-- Start The input --
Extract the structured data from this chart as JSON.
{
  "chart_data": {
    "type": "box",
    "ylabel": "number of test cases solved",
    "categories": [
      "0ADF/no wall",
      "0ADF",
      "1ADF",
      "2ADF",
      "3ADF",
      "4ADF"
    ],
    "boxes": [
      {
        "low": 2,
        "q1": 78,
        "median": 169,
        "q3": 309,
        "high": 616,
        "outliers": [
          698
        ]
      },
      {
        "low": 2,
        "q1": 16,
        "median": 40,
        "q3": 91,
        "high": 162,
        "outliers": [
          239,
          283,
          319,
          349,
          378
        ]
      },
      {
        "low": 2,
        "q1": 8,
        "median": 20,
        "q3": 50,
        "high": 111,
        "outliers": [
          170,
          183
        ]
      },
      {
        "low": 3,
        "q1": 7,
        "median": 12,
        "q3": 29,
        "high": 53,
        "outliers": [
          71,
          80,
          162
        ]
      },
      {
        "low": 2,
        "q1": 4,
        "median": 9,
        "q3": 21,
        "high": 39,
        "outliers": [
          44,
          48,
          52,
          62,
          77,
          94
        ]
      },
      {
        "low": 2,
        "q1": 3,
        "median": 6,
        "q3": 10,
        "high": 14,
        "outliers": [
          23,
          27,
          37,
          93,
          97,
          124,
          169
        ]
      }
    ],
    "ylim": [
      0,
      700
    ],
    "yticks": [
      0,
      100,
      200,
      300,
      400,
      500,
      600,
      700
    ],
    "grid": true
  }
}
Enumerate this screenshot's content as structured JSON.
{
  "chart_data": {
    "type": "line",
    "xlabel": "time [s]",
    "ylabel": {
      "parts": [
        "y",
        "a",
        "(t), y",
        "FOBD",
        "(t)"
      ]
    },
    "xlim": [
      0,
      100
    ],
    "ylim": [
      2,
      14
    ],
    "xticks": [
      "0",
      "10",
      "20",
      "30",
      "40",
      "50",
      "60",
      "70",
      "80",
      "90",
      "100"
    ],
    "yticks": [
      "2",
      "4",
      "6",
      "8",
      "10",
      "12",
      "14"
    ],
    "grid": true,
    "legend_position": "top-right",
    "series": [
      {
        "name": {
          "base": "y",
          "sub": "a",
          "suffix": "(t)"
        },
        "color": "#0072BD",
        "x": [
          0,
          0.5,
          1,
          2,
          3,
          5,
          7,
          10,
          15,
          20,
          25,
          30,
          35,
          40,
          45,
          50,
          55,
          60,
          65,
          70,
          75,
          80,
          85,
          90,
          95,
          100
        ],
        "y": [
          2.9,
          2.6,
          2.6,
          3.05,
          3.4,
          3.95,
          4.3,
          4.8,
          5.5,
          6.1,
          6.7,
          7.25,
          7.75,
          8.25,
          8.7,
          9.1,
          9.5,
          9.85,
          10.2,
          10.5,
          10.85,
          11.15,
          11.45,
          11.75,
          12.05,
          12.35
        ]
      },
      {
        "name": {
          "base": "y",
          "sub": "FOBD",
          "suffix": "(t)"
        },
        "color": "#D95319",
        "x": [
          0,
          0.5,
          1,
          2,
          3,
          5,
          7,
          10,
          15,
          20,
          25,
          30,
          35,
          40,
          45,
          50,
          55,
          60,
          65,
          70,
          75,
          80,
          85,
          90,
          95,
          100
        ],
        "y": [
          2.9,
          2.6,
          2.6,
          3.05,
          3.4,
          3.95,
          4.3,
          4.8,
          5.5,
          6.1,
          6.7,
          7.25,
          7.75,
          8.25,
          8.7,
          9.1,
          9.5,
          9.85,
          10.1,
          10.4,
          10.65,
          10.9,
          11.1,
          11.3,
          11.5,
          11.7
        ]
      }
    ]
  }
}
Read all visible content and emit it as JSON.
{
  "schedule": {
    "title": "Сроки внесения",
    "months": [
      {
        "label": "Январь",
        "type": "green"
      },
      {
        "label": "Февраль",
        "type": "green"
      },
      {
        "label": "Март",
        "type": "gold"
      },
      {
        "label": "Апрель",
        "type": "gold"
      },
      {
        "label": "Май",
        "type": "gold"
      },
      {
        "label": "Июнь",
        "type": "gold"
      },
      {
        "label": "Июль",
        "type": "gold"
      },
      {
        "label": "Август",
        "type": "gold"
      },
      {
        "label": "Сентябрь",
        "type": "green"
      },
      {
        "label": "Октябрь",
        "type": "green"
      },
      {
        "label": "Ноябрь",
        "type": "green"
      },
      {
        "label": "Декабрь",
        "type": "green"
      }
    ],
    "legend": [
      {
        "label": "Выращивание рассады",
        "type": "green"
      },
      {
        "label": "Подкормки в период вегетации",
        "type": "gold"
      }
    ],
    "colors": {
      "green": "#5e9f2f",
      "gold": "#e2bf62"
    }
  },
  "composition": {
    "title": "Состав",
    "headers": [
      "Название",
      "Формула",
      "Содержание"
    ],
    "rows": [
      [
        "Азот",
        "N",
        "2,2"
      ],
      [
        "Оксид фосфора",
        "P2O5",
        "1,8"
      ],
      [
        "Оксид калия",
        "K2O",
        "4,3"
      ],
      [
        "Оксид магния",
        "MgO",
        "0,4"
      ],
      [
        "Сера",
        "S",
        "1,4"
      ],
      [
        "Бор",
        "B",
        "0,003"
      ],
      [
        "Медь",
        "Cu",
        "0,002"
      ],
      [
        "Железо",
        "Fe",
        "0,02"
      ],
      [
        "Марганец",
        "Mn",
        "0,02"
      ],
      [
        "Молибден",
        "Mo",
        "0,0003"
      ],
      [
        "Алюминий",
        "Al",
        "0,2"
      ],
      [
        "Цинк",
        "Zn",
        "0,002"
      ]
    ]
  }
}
-- End The input --
• **Short exercise**
Give every line of the material that includes the string "median".

• **Finished answer**
        "median": 169,
        "median": 40,
        "median": 20,
        "median": 12,
        "median": 9,
        "median": 6,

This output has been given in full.